:: Reading passage
Music and Meaning (6): ‘The Lotus-Eaters’ as ‘A Tale of Little Meaning’


You can see a painting of the mythical land of the Lotus-eaters here: http://www.bjartur.is/SkuggaBaldur/lotoseaters.jpg

The artist, Robert Duncanson (1821-1872), was American - the son of a Canadian father and an African-American mother. During the Civil War he went to Canada, and then to England, where he exhibited this painting to much acclaim.

Tennyson's poem 'The Lotus-Eaters' is split into two parts: five initial stanzas which tell the story of some mariners that battle against the sea, then arrive on an island which turns out to be inhabited by many 'mild-eyed melancholy Lotus-eaters'; then the mariners themselves sing eight further stanzas of ' song', having contemplated returning to their Fatherland and decided to 'no longer roam'

As the enchanted mariners begin to taste the fruits of the Lotus-island, the omniscient narrator of the opening stanzas remarks that 'the gushing of the wave' begins to seem like it is 'mourn[ing]' and raving 'on alien shores' and the voices of their fellow mariners begin to sound 'thin, like voices from the grave'; finally, 'music in his ears his beating heart did make'. Remembering the importance for Tennyson of sociability, of avoiding stasis, and of the human voice, think about what he might be suggesting about both mankind and music in this opening stanza of the sailors' song:

There is sweet music here that softer falls
Than petals from blown roses on the grass,
Or night-dews on still waters between walls
Of shadowy granite, in a gleaming pass;
Music that gentlier on the spirit lies,
Than tir'd eyelids upon tir'd eyes;
Music that brings sweet sleep down from blissful skies.
Here are cool mosses deep,
And thro' the moss the ivies creep,
And in the stream the long-leaved flowers weep,
And from the craggy ledge the poppy hangs in sleep.
::::
:: Given information
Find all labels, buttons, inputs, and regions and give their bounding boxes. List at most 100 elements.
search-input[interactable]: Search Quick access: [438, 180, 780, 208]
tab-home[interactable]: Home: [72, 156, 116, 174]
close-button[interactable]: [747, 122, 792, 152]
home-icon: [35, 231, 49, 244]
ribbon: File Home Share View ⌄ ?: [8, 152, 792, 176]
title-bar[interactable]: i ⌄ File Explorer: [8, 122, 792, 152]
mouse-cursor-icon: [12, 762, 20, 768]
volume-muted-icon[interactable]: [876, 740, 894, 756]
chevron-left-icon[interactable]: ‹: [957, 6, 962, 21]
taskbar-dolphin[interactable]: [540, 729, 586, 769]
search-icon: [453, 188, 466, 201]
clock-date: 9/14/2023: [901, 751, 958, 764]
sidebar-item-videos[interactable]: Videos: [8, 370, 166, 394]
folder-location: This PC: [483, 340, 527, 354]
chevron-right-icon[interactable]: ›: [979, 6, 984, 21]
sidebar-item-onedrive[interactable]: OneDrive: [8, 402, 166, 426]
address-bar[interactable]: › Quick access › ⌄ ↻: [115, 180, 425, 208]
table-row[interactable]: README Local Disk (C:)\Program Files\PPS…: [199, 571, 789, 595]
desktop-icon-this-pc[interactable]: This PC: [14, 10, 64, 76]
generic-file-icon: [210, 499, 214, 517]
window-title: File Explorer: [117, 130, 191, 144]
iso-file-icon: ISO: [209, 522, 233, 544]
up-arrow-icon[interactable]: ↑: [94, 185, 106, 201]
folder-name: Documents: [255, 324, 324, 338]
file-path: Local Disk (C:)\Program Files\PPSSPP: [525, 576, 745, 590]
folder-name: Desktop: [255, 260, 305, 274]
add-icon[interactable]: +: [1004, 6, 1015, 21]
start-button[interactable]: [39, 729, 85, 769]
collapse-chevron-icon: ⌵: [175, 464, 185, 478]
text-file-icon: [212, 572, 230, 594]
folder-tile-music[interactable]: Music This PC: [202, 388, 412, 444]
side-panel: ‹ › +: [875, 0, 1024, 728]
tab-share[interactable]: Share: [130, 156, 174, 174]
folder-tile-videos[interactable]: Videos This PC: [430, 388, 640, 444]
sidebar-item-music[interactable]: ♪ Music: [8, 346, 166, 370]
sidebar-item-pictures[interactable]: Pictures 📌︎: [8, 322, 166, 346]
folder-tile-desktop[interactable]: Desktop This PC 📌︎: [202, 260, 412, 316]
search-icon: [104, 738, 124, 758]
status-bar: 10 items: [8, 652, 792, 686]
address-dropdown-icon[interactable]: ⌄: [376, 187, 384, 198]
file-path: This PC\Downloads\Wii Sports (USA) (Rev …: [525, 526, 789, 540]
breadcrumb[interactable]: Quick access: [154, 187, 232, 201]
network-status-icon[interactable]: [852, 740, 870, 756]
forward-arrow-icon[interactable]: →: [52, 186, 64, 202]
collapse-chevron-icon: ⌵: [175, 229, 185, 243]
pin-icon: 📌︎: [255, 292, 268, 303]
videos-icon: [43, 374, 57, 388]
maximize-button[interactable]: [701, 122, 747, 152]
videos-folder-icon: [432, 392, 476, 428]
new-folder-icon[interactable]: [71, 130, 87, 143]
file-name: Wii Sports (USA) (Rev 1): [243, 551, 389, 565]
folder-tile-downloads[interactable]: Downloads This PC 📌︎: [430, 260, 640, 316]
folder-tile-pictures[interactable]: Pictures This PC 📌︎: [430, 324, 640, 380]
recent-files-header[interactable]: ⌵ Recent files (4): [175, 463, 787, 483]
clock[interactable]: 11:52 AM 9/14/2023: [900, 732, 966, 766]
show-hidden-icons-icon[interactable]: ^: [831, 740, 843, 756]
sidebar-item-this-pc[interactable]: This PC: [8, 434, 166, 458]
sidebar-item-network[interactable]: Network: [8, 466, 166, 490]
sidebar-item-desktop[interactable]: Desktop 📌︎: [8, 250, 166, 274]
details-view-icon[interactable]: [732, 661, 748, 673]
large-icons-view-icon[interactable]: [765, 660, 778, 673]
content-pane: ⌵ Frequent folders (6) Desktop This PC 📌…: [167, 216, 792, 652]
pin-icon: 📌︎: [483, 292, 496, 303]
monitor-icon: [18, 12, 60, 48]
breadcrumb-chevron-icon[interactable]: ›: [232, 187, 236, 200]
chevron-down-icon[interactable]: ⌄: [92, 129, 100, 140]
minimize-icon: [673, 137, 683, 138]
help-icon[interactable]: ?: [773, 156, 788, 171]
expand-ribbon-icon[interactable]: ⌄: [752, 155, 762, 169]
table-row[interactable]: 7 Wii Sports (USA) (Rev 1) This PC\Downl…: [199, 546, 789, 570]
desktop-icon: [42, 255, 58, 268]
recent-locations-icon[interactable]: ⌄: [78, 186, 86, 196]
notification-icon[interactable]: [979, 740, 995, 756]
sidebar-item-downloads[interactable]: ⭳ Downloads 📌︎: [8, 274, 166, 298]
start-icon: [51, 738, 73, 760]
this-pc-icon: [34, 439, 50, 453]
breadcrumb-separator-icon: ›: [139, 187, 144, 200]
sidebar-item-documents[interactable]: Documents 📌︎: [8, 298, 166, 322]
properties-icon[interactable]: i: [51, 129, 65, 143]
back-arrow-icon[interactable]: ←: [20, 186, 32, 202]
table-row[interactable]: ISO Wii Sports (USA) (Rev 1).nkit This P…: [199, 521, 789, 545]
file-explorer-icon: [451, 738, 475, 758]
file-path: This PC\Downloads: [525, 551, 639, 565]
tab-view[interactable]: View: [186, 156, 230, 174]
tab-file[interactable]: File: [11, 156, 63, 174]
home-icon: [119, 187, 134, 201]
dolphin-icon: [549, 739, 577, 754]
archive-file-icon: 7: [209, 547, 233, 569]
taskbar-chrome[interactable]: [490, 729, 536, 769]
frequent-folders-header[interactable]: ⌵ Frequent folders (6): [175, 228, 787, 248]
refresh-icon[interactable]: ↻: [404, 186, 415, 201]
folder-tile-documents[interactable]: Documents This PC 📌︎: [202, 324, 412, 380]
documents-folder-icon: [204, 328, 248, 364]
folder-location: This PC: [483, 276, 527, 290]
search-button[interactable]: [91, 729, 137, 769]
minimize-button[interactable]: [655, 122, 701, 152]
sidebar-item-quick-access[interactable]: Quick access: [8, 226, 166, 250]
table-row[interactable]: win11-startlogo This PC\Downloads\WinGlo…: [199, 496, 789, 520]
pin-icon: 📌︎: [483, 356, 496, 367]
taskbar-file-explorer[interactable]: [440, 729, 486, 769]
::::
● Objectives
- a) In the stanza of the sailors' song quoted in the post on Tennyson's 'The Lotus-Eaters', what three things is the music said to fall more softly or lie more gently than?
- b) Copy out the listing from its first line through the line containing "chevron-left-icon[interactable]: ‹: [957, 6, 962, 21]", keeping both of those lines.

● Answers to the tasks
- a)
- Petals from blown roses on the grass
- Night-dews on still waters between walls of shadowy granite, in a gleaming pass
- Tir'd eyelids upon tir'd eyes

- b)
Find all labels, buttons, inputs, and regions and give their bounding boxes. List at most 100 elements.
search-input[interactable]: Search Quick access: [438, 180, 780, 208]
tab-home[interactable]: Home: [72, 156, 116, 174]
close-button[interactable]: [747, 122, 792, 152]
home-icon: [35, 231, 49, 244]
ribbon: File Home Share View ⌄ ?: [8, 152, 792, 176]
title-bar[interactable]: i ⌄ File Explorer: [8, 122, 792, 152]
mouse-cursor-icon: [12, 762, 20, 768]
volume-muted-icon[interactable]: [876, 740, 894, 756]
chevron-left-icon[interactable]: ‹: [957, 6, 962, 21]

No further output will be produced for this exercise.